_The problem_.
Leave out the pictures and repeat everything else in the records exactly.

_Extracted information_.
------------------------

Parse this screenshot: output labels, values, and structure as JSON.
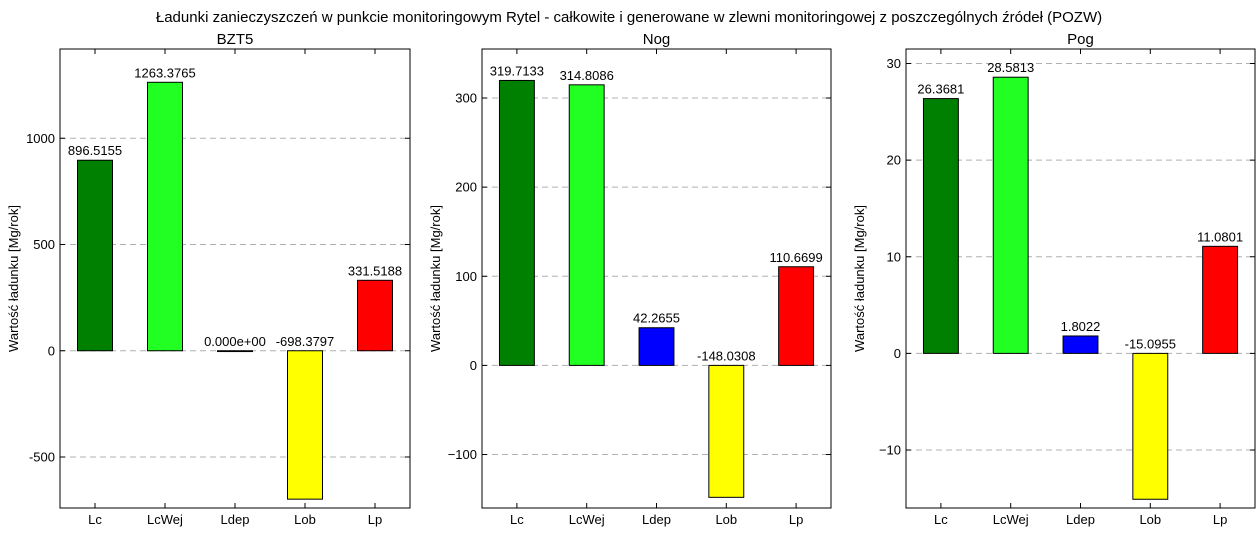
{
  "figure_title": "Ładunki zanieczyszczeń w punkcie monitoringowym Rytel - całkowite i generowane w zlewni monitoringowej z poszczególnych źródeł (POZW)",
  "chart_data": [
    {
      "type": "bar",
      "title": "BZT5",
      "ylabel": "Wartość ładunku  [Mg/rok]",
      "xlabel": "",
      "categories": [
        "Lc",
        "LcWej",
        "Ldep",
        "Lob",
        "Lp"
      ],
      "values": [
        896.5155,
        1263.3765,
        0.0,
        -698.3797,
        331.5188
      ],
      "value_labels": [
        "896.5155",
        "1263.3765",
        "0.000e+00",
        "-698.3797",
        "331.5188"
      ],
      "colors": [
        "#008000",
        "#22ff22",
        "#0000ff",
        "#ffff00",
        "#ff0000"
      ],
      "ylim": [
        -740,
        1420
      ],
      "yticks": [
        -500,
        0,
        500,
        1000
      ],
      "ytick_labels": [
        "-500",
        "0",
        "500",
        "1000"
      ],
      "grid": "y-dashed"
    },
    {
      "type": "bar",
      "title": "Nog",
      "ylabel": "Wartość ładunku  [Mg/rok]",
      "xlabel": "",
      "categories": [
        "Lc",
        "LcWej",
        "Ldep",
        "Lob",
        "Lp"
      ],
      "values": [
        319.7133,
        314.8086,
        42.2655,
        -148.0308,
        110.6699
      ],
      "value_labels": [
        "319.7133",
        "314.8086",
        "42.2655",
        "-148.0308",
        "110.6699"
      ],
      "colors": [
        "#008000",
        "#22ff22",
        "#0000ff",
        "#ffff00",
        "#ff0000"
      ],
      "ylim": [
        -160,
        355
      ],
      "yticks": [
        -100,
        0,
        100,
        200,
        300
      ],
      "ytick_labels": [
        "−100",
        "0",
        "100",
        "200",
        "300"
      ],
      "grid": "y-dashed"
    },
    {
      "type": "bar",
      "title": "Pog",
      "ylabel": "Wartość ładunku  [Mg/rok]",
      "xlabel": "",
      "categories": [
        "Lc",
        "LcWej",
        "Ldep",
        "Lob",
        "Lp"
      ],
      "values": [
        26.3681,
        28.5813,
        1.8022,
        -15.0955,
        11.0801
      ],
      "value_labels": [
        "26.3681",
        "28.5813",
        "1.8022",
        "-15.0955",
        "11.0801"
      ],
      "colors": [
        "#008000",
        "#22ff22",
        "#0000ff",
        "#ffff00",
        "#ff0000"
      ],
      "ylim": [
        -16,
        31.5
      ],
      "yticks": [
        -10,
        0,
        10,
        20,
        30
      ],
      "ytick_labels": [
        "−10",
        "0",
        "10",
        "20",
        "30"
      ],
      "grid": "y-dashed"
    }
  ]
}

------------------------

_Solved exercise_.
Parse this screenshot: output labels, values, and structure as JSON.
{
  "figure_title": "Ładunki zanieczyszczeń w punkcie monitoringowym Rytel - całkowite i generowane w zlewni monitoringowej z poszczególnych źródeł (POZW)",
  "chart_data": [
    {
      "type": "bar",
      "title": "BZT5",
      "ylabel": "Wartość ładunku  [Mg/rok]",
      "xlabel": "",
      "categories": [
        "Lc",
        "LcWej",
        "Ldep",
        "Lob",
        "Lp"
      ],
      "values": [
        896.5155,
        1263.3765,
        0.0,
        -698.3797,
        331.5188
      ],
      "value_labels": [
        "896.5155",
        "1263.3765",
        "0.000e+00",
        "-698.3797",
        "331.5188"
      ],
      "colors": [
        "#008000",
        "#22ff22",
        "#0000ff",
        "#ffff00",
        "#ff0000"
      ],
      "ylim": [
        -740,
        1420
      ],
      "yticks": [
        -500,
        0,
        500,
        1000
      ],
      "ytick_labels": [
        "-500",
        "0",
        "500",
        "1000"
      ],
      "grid": "y-dashed"
    },
    {
      "type": "bar",
      "title": "Nog",
      "ylabel": "Wartość ładunku  [Mg/rok]",
      "xlabel": "",
      "categories": [
        "Lc",
        "LcWej",
        "Ldep",
        "Lob",
        "Lp"
      ],
      "values": [
        319.7133,
        314.8086,
        42.2655,
        -148.0308,
        110.6699
      ],
      "value_labels": [
        "319.7133",
        "314.8086",
        "42.2655",
        "-148.0308",
        "110.6699"
      ],
      "colors": [
        "#008000",
        "#22ff22",
        "#0000ff",
        "#ffff00",
        "#ff0000"
      ],
      "ylim": [
        -160,
        355
      ],
      "yticks": [
        -100,
        0,
        100,
        200,
        300
      ],
      "ytick_labels": [
        "−100",
        "0",
        "100",
        "200",
        "300"
      ],
      "grid": "y-dashed"
    },
    {
      "type": "bar",
      "title": "Pog",
      "ylabel": "Wartość ładunku  [Mg/rok]",
      "xlabel": "",
      "categories": [
        "Lc",
        "LcWej",
        "Ldep",
        "Lob",
        "Lp"
      ],
      "values": [
        26.3681,
        28.5813,
        1.8022,
        -15.0955,
        11.0801
      ],
      "value_labels": [
        "26.3681",
        "28.5813",
        "1.8022",
        "-15.0955",
        "11.0801"
      ],
      "colors": [
        "#008000",
        "#22ff22",
        "#0000ff",
        "#ffff00",
        "#ff0000"
      ],
      "ylim": [
        -16,
        31.5
      ],
      "yticks": [
        -10,
        0,
        10,
        20,
        30
      ],
      "ytick_labels": [
        "−10",
        "0",
        "10",
        "20",
        "30"
      ],
      "grid": "y-dashed"
    }
  ]
}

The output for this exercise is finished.